DIRECTION: Skip the pictures and quote all of the lines exactly.

Dataset records:
___

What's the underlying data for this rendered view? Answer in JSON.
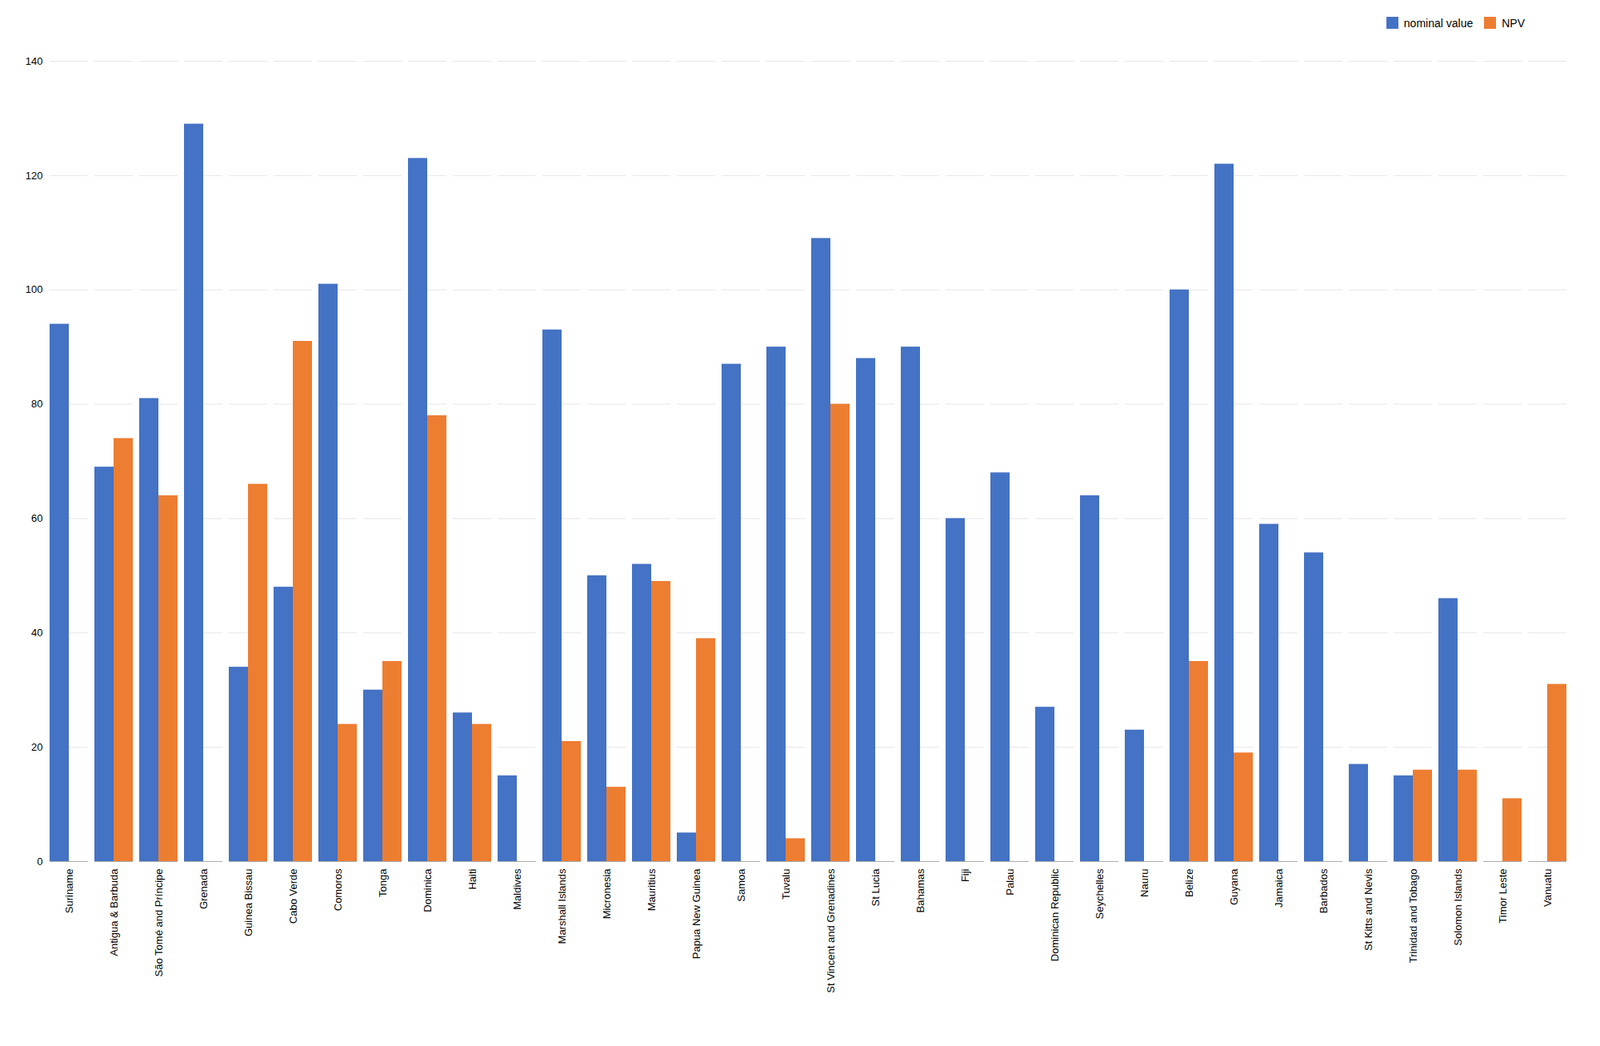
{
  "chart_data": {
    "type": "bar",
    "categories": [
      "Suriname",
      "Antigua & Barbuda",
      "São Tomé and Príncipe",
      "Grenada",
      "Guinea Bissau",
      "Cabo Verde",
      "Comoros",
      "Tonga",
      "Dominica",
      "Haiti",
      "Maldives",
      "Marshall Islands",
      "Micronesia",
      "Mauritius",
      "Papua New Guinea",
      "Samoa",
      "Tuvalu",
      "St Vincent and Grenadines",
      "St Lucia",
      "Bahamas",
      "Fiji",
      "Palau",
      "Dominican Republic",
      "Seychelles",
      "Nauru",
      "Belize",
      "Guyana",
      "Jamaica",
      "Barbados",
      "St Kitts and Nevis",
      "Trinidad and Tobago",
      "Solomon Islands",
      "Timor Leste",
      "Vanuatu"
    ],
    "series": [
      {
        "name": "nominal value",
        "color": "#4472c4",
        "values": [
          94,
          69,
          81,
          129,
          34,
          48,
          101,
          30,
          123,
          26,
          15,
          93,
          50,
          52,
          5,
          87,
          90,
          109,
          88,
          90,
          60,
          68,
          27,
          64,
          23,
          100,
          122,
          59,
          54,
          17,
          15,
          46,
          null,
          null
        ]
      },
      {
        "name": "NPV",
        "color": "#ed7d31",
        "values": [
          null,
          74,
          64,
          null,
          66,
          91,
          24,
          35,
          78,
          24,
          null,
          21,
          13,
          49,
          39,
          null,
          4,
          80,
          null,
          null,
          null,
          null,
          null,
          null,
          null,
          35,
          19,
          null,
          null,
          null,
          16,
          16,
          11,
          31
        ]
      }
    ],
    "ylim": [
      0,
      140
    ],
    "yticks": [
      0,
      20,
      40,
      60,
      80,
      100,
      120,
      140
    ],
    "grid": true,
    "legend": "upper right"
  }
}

___

THE RESULT:
What's the underlying data for this rendered view? Answer in JSON.
{
  "chart_data": {
    "type": "bar",
    "categories": [
      "Suriname",
      "Antigua & Barbuda",
      "São Tomé and Príncipe",
      "Grenada",
      "Guinea Bissau",
      "Cabo Verde",
      "Comoros",
      "Tonga",
      "Dominica",
      "Haiti",
      "Maldives",
      "Marshall Islands",
      "Micronesia",
      "Mauritius",
      "Papua New Guinea",
      "Samoa",
      "Tuvalu",
      "St Vincent and Grenadines",
      "St Lucia",
      "Bahamas",
      "Fiji",
      "Palau",
      "Dominican Republic",
      "Seychelles",
      "Nauru",
      "Belize",
      "Guyana",
      "Jamaica",
      "Barbados",
      "St Kitts and Nevis",
      "Trinidad and Tobago",
      "Solomon Islands",
      "Timor Leste",
      "Vanuatu"
    ],
    "series": [
      {
        "name": "nominal value",
        "color": "#4472c4",
        "values": [
          94,
          69,
          81,
          129,
          34,
          48,
          101,
          30,
          123,
          26,
          15,
          93,
          50,
          52,
          5,
          87,
          90,
          109,
          88,
          90,
          60,
          68,
          27,
          64,
          23,
          100,
          122,
          59,
          54,
          17,
          15,
          46,
          null,
          null
        ]
      },
      {
        "name": "NPV",
        "color": "#ed7d31",
        "values": [
          null,
          74,
          64,
          null,
          66,
          91,
          24,
          35,
          78,
          24,
          null,
          21,
          13,
          49,
          39,
          null,
          4,
          80,
          null,
          null,
          null,
          null,
          null,
          null,
          null,
          35,
          19,
          null,
          null,
          null,
          16,
          16,
          11,
          31
        ]
      }
    ],
    "ylim": [
      0,
      140
    ],
    "yticks": [
      0,
      20,
      40,
      60,
      80,
      100,
      120,
      140
    ],
    "grid": true,
    "legend": "upper right"
  }
}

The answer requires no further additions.